* _Exercise instructions_:
Search the material below for the word "Layout". Copy every line that has it.

[Excerpts from a figure dataset]
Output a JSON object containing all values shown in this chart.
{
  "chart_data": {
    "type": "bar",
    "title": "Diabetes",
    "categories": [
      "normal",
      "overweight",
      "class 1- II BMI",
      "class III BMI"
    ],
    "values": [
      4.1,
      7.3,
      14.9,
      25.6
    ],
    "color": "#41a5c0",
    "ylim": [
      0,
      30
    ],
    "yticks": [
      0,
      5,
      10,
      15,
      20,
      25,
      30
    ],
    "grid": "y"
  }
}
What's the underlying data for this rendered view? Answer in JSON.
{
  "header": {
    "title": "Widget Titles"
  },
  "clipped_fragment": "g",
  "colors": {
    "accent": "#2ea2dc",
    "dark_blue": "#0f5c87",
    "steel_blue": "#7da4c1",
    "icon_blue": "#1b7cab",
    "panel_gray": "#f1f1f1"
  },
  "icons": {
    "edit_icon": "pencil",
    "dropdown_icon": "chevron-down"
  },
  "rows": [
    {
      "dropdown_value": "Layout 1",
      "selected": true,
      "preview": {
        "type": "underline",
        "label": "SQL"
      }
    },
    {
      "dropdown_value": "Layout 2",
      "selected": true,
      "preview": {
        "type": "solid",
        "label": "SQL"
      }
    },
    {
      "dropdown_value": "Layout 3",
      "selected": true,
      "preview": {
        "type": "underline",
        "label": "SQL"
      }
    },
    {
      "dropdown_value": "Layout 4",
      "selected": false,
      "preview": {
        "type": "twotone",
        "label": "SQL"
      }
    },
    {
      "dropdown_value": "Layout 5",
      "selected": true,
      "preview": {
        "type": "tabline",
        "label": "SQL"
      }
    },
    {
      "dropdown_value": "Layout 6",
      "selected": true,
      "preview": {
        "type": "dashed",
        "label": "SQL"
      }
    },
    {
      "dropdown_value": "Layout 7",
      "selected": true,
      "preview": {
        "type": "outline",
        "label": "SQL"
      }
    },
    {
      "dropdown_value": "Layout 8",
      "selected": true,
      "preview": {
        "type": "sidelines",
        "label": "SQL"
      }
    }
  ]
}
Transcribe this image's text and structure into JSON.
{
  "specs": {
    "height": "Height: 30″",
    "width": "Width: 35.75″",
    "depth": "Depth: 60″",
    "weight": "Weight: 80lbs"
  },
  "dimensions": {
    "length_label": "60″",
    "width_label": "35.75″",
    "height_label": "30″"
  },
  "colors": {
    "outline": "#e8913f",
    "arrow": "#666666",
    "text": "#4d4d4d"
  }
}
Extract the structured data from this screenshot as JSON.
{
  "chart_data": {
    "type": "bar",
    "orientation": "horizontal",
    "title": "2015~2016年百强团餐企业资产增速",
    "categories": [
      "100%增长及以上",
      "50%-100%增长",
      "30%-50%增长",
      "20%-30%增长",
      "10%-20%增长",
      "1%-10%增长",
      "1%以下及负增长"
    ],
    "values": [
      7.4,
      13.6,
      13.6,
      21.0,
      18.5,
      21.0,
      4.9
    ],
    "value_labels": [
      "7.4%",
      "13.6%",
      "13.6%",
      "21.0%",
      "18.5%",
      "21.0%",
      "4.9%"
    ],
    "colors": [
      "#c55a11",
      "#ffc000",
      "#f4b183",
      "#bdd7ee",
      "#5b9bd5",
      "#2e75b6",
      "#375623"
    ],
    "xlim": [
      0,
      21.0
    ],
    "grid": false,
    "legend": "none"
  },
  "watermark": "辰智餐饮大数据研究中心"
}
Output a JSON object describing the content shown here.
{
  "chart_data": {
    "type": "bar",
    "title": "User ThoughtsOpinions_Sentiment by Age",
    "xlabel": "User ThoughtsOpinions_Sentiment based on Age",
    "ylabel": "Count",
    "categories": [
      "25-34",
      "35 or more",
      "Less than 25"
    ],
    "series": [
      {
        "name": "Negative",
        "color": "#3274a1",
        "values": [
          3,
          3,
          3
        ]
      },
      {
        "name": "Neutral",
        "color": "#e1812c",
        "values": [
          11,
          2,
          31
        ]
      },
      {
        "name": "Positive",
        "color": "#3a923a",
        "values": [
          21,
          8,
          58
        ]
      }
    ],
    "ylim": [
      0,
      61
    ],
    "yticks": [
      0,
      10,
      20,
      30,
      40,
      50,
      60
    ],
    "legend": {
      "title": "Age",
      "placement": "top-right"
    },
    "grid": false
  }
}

* _Solution to this problem_:
      "dropdown_value": "Layout 1",
      "dropdown_value": "Layout 2",
      "dropdown_value": "Layout 3",
      "dropdown_value": "Layout 4",
      "dropdown_value": "Layout 5",
      "dropdown_value": "Layout 6",
      "dropdown_value": "Layout 7",
      "dropdown_value": "Layout 8",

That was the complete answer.